Short problem >>
Each line of the material below that holds the word "this" needs to be copied.

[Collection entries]

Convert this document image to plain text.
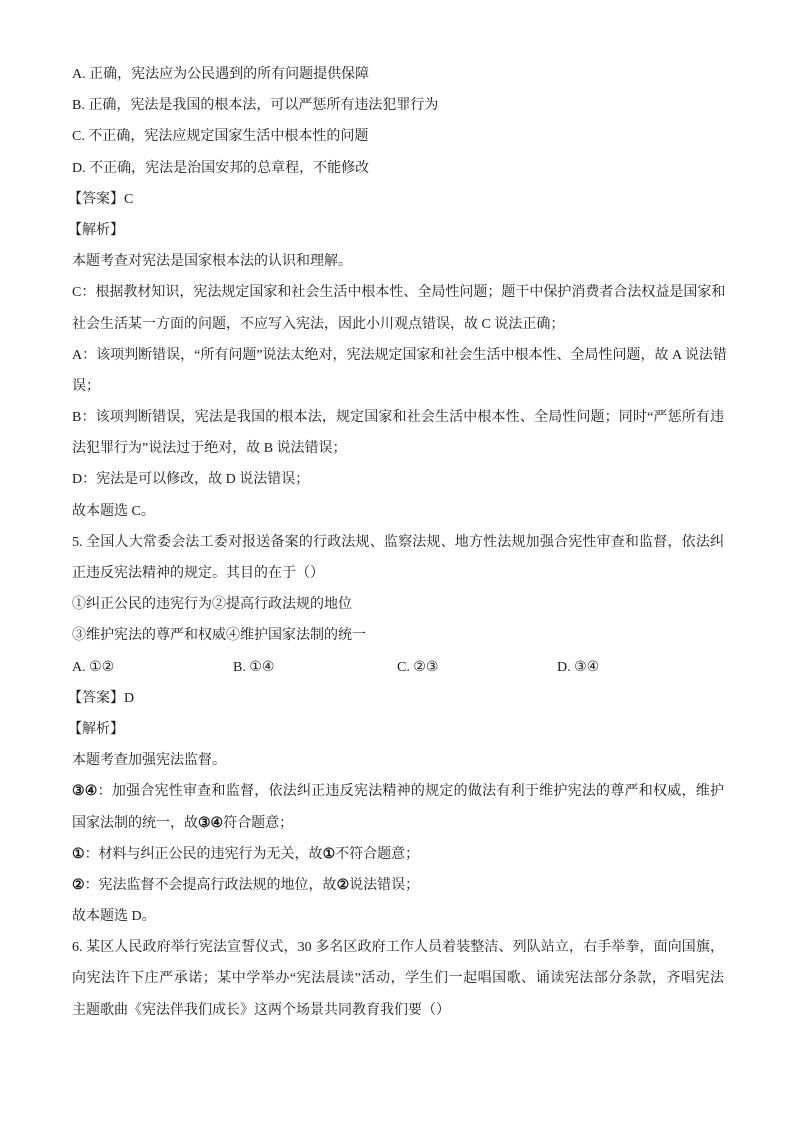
A. 正确，宪法应为公民遇到的所有问题提供保障

B. 正确，宪法是我国的根本法，可以严惩所有违法犯罪行为

C. 不正确，宪法应规定国家生活中根本性的问题

D. 不正确，宪法是治国安邦的总章程，不能修改

【答案】C

【解析】

本题考查对宪法是国家根本法的认识和理解。

C：根据教材知识，宪法规定国家和社会生活中根本性、全局性问题；题干中保护消费者合法权益是国家和

社会生活某一方面的问题，不应写入宪法，因此小川观点错误，故 C 说法正确；

A：该项判断错误，“所有问题”说法太绝对，宪法规定国家和社会生活中根本性、全局性问题，故 A 说法错

误；

B：该项判断错误，宪法是我国的根本法，规定国家和社会生活中根本性、全局性问题；同时“严惩所有违

法犯罪行为”说法过于绝对，故 B 说法错误；

D：宪法是可以修改，故 D 说法错误；

故本题选 C。

5. 全国人大常委会法工委对报送备案的行政法规、监察法规、地方性法规加强合宪性审查和监督，依法纠

正违反宪法精神的规定。其目的在于（）

①纠正公民的违宪行为②提高行政法规的地位

③维护宪法的尊严和权威④维护国家法制的统一

A. ①②	B. ①④	C. ②③	D. ③④

【答案】D

【解析】

本题考查加强宪法监督。

③④：加强合宪性审查和监督，依法纠正违反宪法精神的规定的做法有利于维护宪法的尊严和权威，维护

国家法制的统一，故③④符合题意；

①：材料与纠正公民的违宪行为无关，故①不符合题意；

②：宪法监督不会提高行政法规的地位，故②说法错误；

故本题选 D。

6. 某区人民政府举行宪法宣誓仪式，30 多名区政府工作人员着装整洁、列队站立，右手举拳，面向国旗，

向宪法许下庄严承诺；某中学举办“宪法晨读”活动，学生们一起唱国歌、诵读宪法部分条款，齐唱宪法

主题歌曲《宪法伴我们成长》这两个场景共同教育我们要（）
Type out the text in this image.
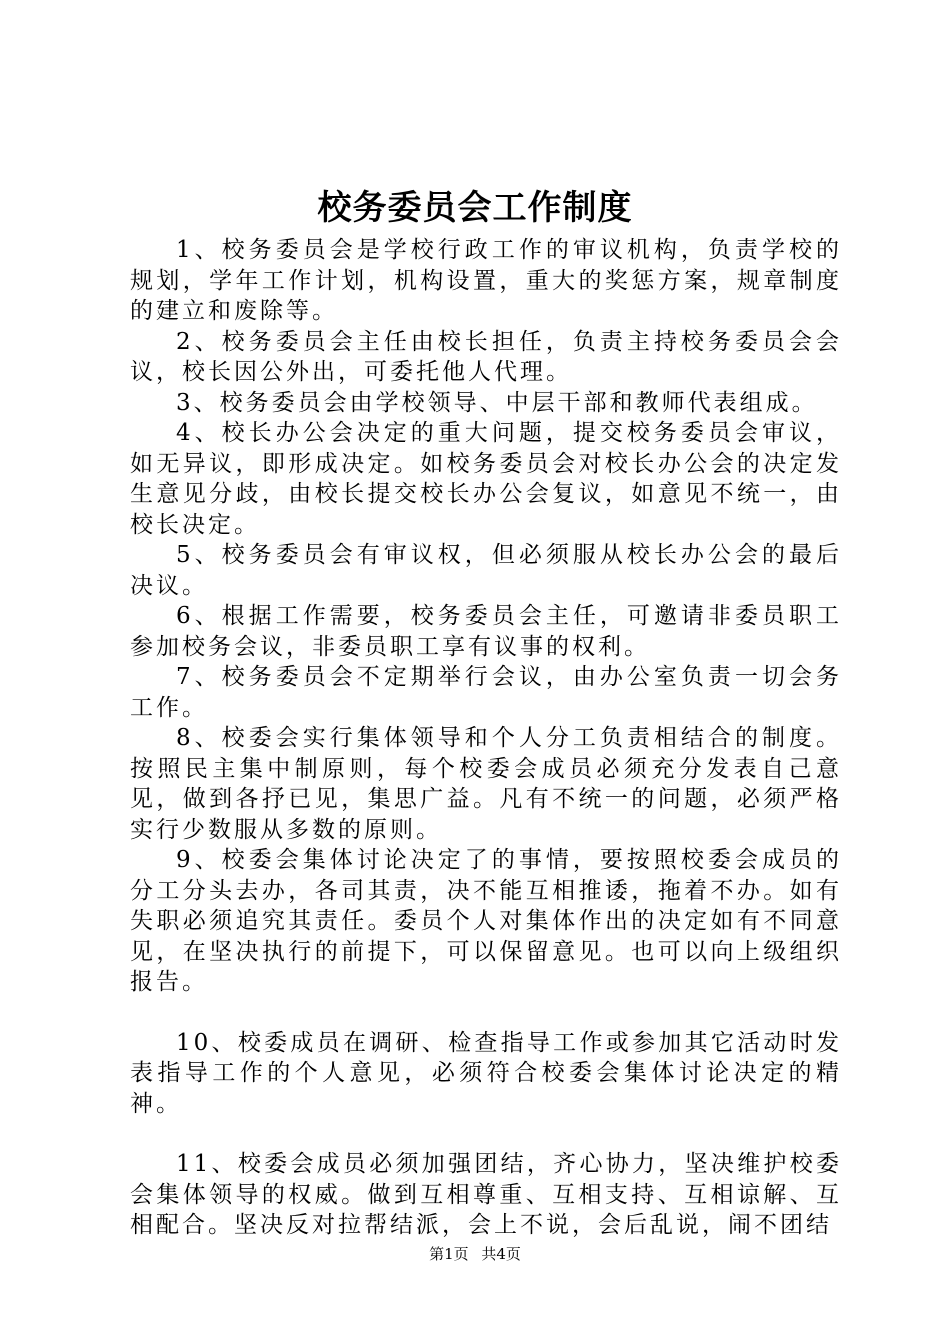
校务委员会工作制度

1、校务委员会是学校行政工作的审议机构，负责学校的规划，学年工作计划，机构设置，重大的奖惩方案，规章制度的建立和废除等。

2、校务委员会主任由校长担任，负责主持校务委员会会议，校长因公外出，可委托他人代理。

3、校务委员会由学校领导、中层干部和教师代表组成。

4、校长办公会决定的重大问题，提交校务委员会审议，如无异议，即形成决定。如校务委员会对校长办公会的决定发生意见分歧，由校长提交校长办公会复议，如意见不统一，由校长决定。

5、校务委员会有审议权，但必须服从校长办公会的最后决议。

6、根据工作需要，校务委员会主任，可邀请非委员职工参加校务会议，非委员职工享有议事的权利。

7、校务委员会不定期举行会议，由办公室负责一切会务工作。

8、校委会实行集体领导和个人分工负责相结合的制度。按照民主集中制原则，每个校委会成员必须充分发表自己意见，做到各抒已见，集思广益。凡有不统一的问题，必须严格实行少数服从多数的原则。

9、校委会集体讨论决定了的事情，要按照校委会成员的分工分头去办，各司其责，决不能互相推诿，拖着不办。如有失职必须追究其责任。委员个人对集体作出的决定如有不同意见，在坚决执行的前提下，可以保留意见。也可以向上级组织报告。

10、校委成员在调研、检查指导工作或参加其它活动时发表指导工作的个人意见，必须符合校委会集体讨论决定的精神。

11、校委会成员必须加强团结，齐心协力，坚决维护校委会集体领导的权威。做到互相尊重、互相支持、互相谅解、互相配合。坚决反对拉帮结派，会上不说，会后乱说，闹不团结

第1页 共4页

Correct response >>
Convert this document image to plain text.
Type out the text in this image.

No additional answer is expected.